- [Records for processing]
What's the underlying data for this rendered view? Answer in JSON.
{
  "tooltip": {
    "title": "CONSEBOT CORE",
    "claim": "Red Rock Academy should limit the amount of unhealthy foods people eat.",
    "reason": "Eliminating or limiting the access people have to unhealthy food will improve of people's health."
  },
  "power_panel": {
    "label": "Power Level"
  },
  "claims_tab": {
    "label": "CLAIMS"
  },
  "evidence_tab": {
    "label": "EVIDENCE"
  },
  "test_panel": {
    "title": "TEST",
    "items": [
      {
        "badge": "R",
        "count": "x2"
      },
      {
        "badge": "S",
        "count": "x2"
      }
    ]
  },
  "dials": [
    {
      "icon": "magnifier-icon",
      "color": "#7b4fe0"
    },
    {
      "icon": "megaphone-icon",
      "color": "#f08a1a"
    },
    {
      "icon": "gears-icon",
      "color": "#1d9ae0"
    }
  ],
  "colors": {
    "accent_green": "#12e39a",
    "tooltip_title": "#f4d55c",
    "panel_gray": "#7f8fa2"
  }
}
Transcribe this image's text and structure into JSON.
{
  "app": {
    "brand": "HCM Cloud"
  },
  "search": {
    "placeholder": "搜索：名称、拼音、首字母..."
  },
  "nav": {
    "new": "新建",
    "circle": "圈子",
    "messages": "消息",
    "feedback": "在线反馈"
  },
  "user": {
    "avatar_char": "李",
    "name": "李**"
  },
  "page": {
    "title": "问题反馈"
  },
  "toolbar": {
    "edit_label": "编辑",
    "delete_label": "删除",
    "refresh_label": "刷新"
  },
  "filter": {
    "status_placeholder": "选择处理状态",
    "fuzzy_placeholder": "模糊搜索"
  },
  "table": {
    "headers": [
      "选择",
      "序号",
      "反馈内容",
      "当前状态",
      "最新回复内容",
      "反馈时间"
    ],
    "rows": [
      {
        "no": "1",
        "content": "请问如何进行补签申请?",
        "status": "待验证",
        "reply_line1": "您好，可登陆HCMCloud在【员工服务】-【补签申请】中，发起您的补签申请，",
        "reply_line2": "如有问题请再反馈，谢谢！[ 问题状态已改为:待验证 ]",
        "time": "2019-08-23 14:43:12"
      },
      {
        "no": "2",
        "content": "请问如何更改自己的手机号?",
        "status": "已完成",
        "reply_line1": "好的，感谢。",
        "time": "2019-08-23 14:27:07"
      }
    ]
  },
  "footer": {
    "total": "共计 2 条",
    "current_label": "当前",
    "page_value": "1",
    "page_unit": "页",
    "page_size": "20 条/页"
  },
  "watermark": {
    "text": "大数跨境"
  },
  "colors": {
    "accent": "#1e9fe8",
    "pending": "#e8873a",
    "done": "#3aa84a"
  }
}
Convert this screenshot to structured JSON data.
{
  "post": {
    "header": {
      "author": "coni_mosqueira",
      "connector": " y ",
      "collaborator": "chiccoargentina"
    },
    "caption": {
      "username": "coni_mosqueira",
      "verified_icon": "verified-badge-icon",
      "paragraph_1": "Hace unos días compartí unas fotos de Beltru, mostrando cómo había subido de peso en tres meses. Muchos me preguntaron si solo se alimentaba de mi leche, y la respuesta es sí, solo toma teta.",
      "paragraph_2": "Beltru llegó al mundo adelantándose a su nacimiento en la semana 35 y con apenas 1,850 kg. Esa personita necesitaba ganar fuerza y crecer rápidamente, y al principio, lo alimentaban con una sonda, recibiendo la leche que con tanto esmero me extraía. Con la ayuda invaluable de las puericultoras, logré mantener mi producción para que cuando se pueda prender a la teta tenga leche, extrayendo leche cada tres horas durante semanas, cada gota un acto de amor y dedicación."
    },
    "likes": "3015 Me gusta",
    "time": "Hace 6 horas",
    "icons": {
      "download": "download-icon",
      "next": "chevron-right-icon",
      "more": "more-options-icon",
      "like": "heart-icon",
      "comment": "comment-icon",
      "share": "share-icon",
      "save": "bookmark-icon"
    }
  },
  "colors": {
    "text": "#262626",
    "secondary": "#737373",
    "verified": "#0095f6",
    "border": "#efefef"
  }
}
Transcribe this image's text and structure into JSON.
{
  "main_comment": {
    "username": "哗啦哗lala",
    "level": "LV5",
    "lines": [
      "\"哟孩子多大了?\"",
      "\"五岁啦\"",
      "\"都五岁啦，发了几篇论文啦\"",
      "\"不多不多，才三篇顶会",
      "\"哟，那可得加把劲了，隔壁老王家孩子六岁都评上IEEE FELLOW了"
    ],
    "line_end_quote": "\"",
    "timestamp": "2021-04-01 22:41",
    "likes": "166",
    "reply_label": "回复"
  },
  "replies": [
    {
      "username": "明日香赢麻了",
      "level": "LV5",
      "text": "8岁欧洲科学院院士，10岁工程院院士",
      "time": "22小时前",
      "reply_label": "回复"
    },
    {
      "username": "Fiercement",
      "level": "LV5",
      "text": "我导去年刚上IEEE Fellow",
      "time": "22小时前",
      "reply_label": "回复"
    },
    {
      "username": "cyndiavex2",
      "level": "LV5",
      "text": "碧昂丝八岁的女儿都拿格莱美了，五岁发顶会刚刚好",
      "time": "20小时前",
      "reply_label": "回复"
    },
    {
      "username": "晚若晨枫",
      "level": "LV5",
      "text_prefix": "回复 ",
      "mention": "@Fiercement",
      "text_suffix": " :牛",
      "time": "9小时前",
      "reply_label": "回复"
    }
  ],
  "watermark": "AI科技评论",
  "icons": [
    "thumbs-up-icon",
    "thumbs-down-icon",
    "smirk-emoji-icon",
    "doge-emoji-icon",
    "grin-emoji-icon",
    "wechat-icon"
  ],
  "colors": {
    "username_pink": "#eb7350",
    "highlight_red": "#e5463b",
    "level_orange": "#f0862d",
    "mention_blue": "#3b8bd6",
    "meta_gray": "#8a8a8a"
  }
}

- [Exercise goal] Search the records above for "Fiercement". Copy each line where it is found.

- [Worked answer]
      "username": "Fiercement",
      "mention": "@Fiercement",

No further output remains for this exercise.